Задание A: По какому инструменту учился в музыкальной школе Никита Поздняков, судя по интервью?
Задание B: Перепишите слово в слово тот кусок интервью, который начинается словами «Шведская песня, которую» и заканчивается словами «за себя говорит.».
====== Текст интервью
"История ведь душераздирающая, она мало кого может оставить без эмоций", - говорит артист.
Он вернулся, только совсем другим. В феврале певец и актер Никита Поздняков выходил на сцену тюменской филармонии русским графом Николаем Резановым в «Юноне и Авось». В октябре — уже мексиканским бандитом Хоакином Мурьетой в новой версии другой легендарной рок-оперы. А в промежутке успел «засветиться» на «Евровидении-2015» в команде Полины Гагариной. О конкурсе, о новой роли, о том, почему его стихия — рок, о чем он мечтает и от чего никогда не откажется, ведущий солист Театра Алексея Рыбникова и участник первого сезона проекта «Голос» рассказал в интервью «Вслух.ру».
— В серебре Полины Гагариной на «Евровидении-2015» в Вене есть и ваш с братом Александром вклад. Помимо участия в команде в роли бэк-вокалиста, ты неожиданно для многих еще и барабанщиком стал. Как это случилось?
— Это идея Юрия Викторовича Аксюты, главного продюсера музыкального и развлекательного вещания Первого канала, — чтобы на сцене был не просто бэк-вокал, а целый коллектив, поющие музыканты. Поэтому выбрали нас. Мой брат — певец и гитарист. А я иногда немного «баловался» с барабанами на концертах нашей группы Black Rocks. Мы вписались в концепцию номера.
_Фото с официального сайта «Евровидения"_
— А на каких еще инструментах можешь сыграть?
— Я учился в музыкальной школе по классу фортепиано, немного играю на гитаре. Ну, и вот когда есть свободное время, теперь занимаюсь барабанами, потихоньку осваиваю смежную профессию. Мне нравится.
— Что все-таки победило, на твой взгляд, на «Евровидении-2015» — песня, спецэффекты или политика?
— Сочетание всех этих факторов. А в итоге, конечно, политика играла большую роль. Мы ведь уверенно лидировали первую половину голосования, а потом пошли «сюрпризы» — совершенно непонятное количество очков от некоторых стран. Но для меня лично A Million Voices — это все-таки первое место.
Шведская песня, которую исполнял Монс Сельмерлев, — неплохая, она очень коммерческая, плюс сильный номер, хороший продакшн. Но уж очень сильно напоминает композицию Дэвида Гетты! Там все само за себя говорит.
============
====== Исходный материал
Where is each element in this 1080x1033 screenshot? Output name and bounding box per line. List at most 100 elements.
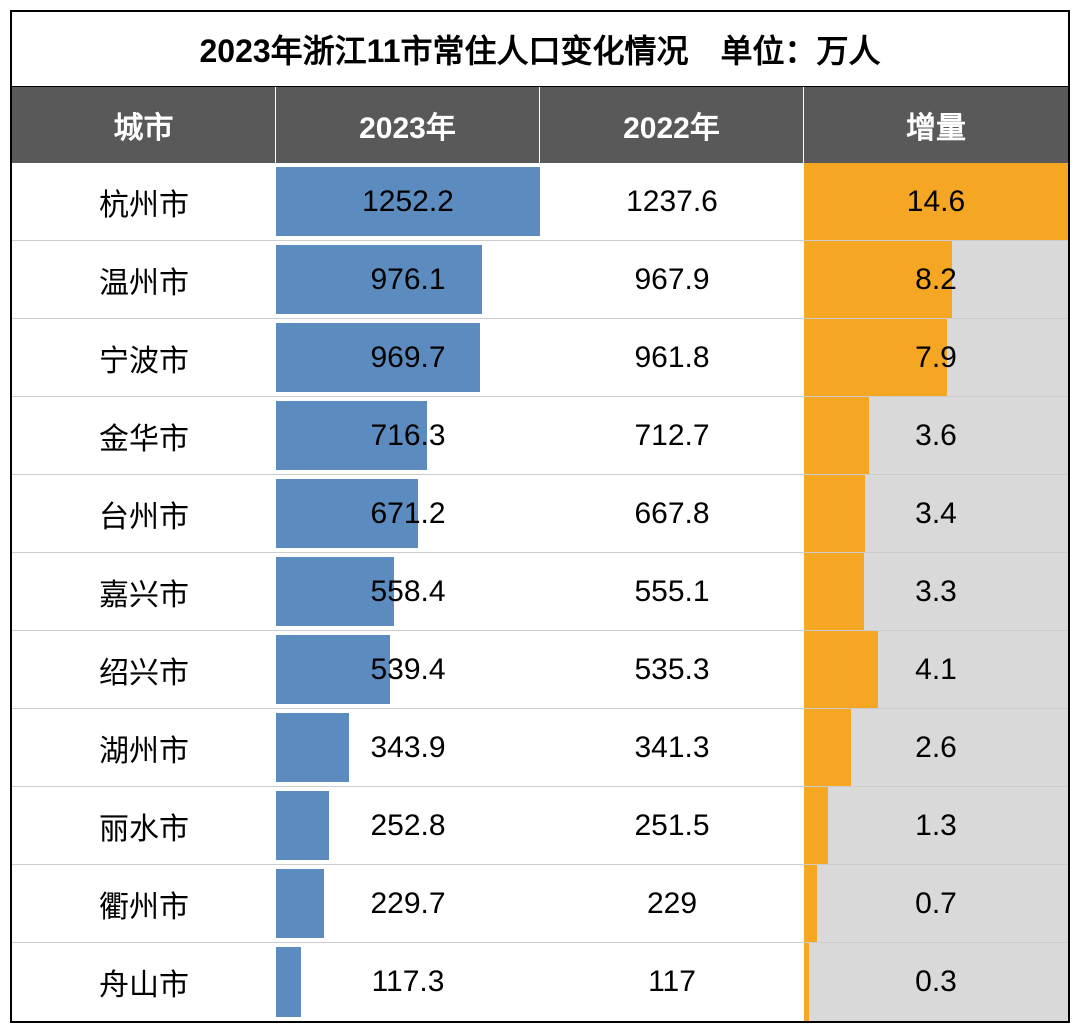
============
Полный ответ A: По фортепиано.

Полный ответ B:
Шведская песня, которую исполнял Монс Сельмерлев, — неплохая, она очень коммерческая, плюс сильный номер, хороший продакшн. Но уж очень сильно напоминает композицию Дэвида Гетты! Там все само за себя говорит.